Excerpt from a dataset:
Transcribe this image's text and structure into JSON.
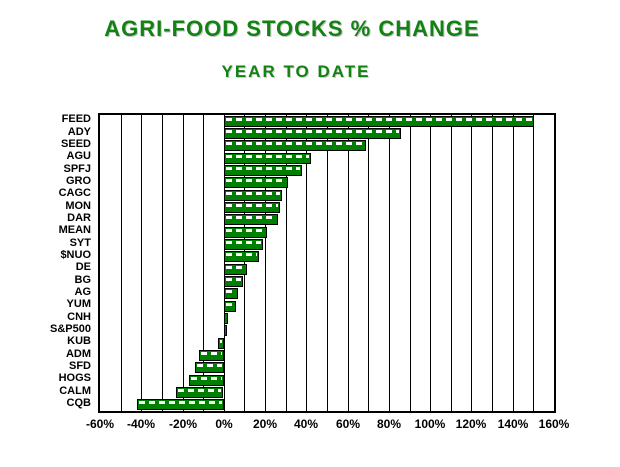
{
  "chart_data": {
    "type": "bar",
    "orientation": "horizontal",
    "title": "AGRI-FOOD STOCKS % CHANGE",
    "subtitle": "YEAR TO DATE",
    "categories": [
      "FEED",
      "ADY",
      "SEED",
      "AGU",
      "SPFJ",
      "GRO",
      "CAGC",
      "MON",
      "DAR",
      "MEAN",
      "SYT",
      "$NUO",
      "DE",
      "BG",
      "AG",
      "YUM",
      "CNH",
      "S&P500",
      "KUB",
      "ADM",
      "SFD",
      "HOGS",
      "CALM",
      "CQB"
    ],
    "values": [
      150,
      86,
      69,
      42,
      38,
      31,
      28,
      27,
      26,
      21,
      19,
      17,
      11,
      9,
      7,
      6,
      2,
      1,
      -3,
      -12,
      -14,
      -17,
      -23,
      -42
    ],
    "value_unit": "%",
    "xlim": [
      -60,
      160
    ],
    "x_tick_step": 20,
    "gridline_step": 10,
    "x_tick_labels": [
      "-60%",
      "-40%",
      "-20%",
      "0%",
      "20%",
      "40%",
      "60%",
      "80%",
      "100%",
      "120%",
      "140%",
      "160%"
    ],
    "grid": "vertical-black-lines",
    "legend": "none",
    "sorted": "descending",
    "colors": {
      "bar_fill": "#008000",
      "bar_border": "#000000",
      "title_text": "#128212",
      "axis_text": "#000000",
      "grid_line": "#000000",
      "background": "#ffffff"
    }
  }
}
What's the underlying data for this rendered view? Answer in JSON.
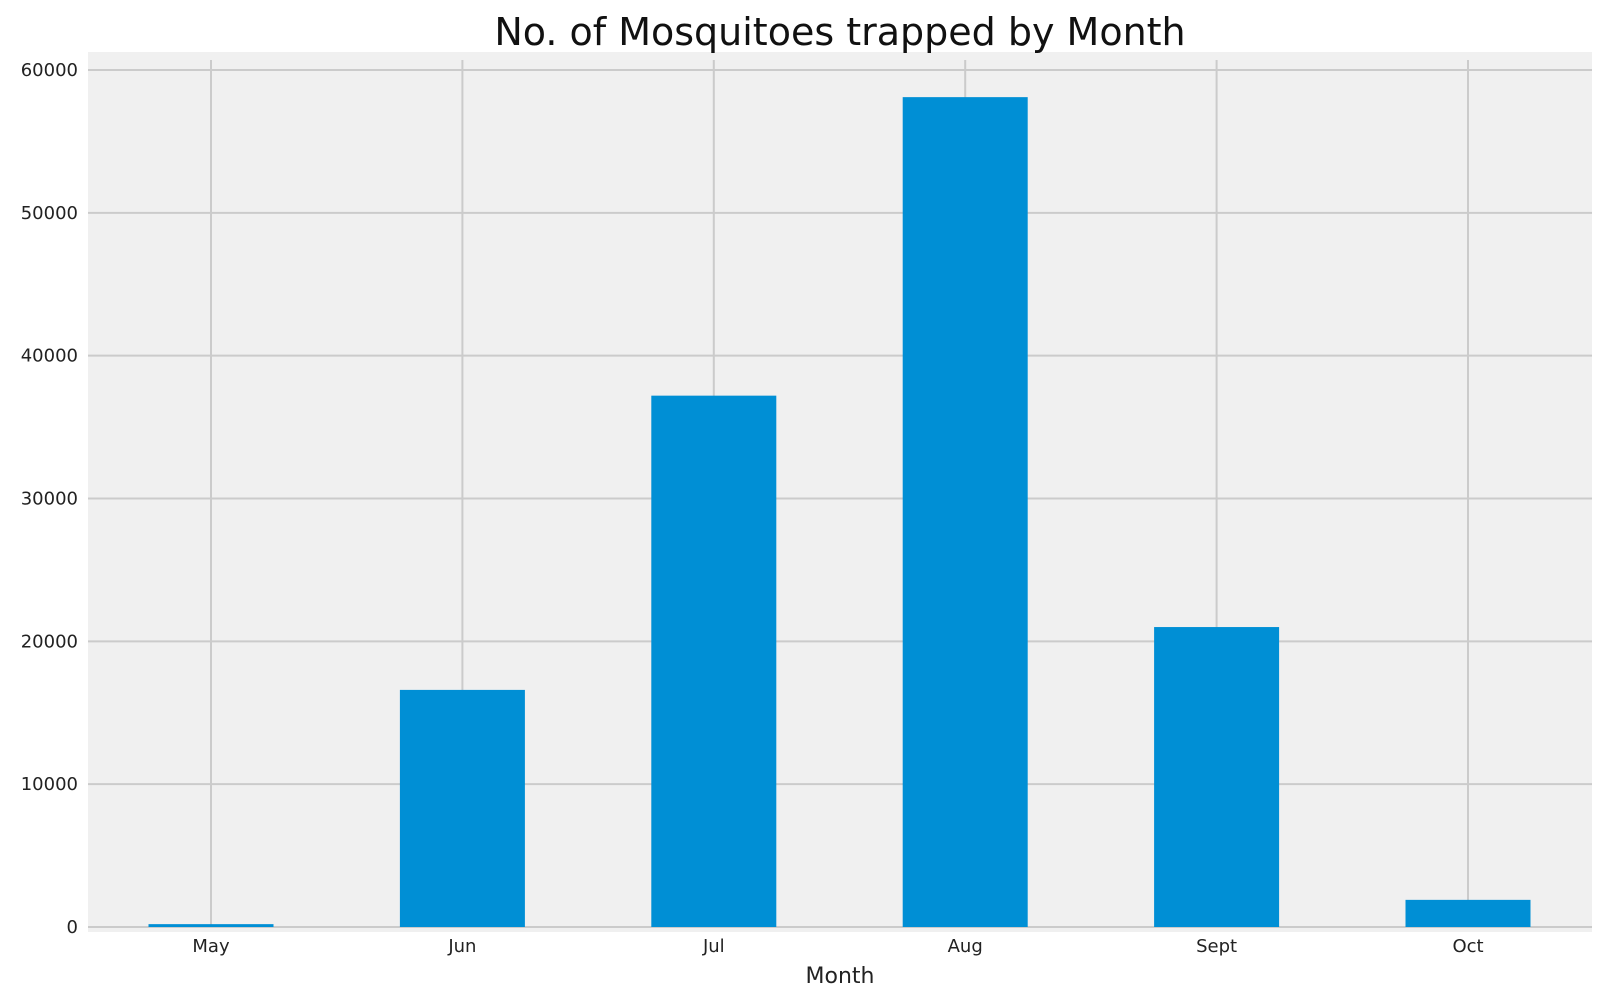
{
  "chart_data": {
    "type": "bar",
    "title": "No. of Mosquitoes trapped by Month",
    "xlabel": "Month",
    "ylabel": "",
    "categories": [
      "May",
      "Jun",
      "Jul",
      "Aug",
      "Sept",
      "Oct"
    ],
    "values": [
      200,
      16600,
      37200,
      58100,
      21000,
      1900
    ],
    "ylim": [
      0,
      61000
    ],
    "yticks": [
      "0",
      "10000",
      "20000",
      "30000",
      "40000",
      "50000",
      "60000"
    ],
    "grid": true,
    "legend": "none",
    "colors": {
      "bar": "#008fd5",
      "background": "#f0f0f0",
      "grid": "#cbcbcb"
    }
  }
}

**Written exercise**
Output the data exactly. Pictures don't belong in the result.

**The response**
Transcribe this image's text and structure into JSON.
{
  "chart_data": {
    "type": "bar",
    "orientation": "horizontal",
    "title": "AGRI-FOOD STOCKS % CHANGE",
    "subtitle": "YEAR TO DATE",
    "categories": [
      "FEED",
      "ADY",
      "SEED",
      "AGU",
      "SPFJ",
      "GRO",
      "CAGC",
      "MON",
      "DAR",
      "MEAN",
      "SYT",
      "$NUO",
      "DE",
      "BG",
      "AG",
      "YUM",
      "CNH",
      "S&P500",
      "KUB",
      "ADM",
      "SFD",
      "HOGS",
      "CALM",
      "CQB"
    ],
    "values": [
      150,
      86,
      69,
      42,
      38,
      31,
      28,
      27,
      26,
      21,
      19,
      17,
      11,
      9,
      7,
      6,
      2,
      1,
      -3,
      -12,
      -14,
      -17,
      -23,
      -42
    ],
    "value_unit": "%",
    "xlim": [
      -60,
      160
    ],
    "x_tick_step": 20,
    "gridline_step": 10,
    "x_tick_labels": [
      "-60%",
      "-40%",
      "-20%",
      "0%",
      "20%",
      "40%",
      "60%",
      "80%",
      "100%",
      "120%",
      "140%",
      "160%"
    ],
    "grid": "vertical-black-lines",
    "legend": "none",
    "sorted": "descending",
    "colors": {
      "bar_fill": "#008000",
      "bar_border": "#000000",
      "title_text": "#128212",
      "axis_text": "#000000",
      "grid_line": "#000000",
      "background": "#ffffff"
    }
  }
}
What's the underlying data for this rendered view? Answer in JSON.
{
  "chart_data": {
    "type": "bar",
    "title": "No. of Mosquitoes trapped by Month",
    "xlabel": "Month",
    "ylabel": "",
    "categories": [
      "May",
      "Jun",
      "Jul",
      "Aug",
      "Sept",
      "Oct"
    ],
    "values": [
      200,
      16600,
      37200,
      58100,
      21000,
      1900
    ],
    "ylim": [
      0,
      61000
    ],
    "yticks": [
      "0",
      "10000",
      "20000",
      "30000",
      "40000",
      "50000",
      "60000"
    ],
    "grid": true,
    "legend": "none",
    "colors": {
      "bar": "#008fd5",
      "background": "#f0f0f0",
      "grid": "#cbcbcb"
    }
  }
}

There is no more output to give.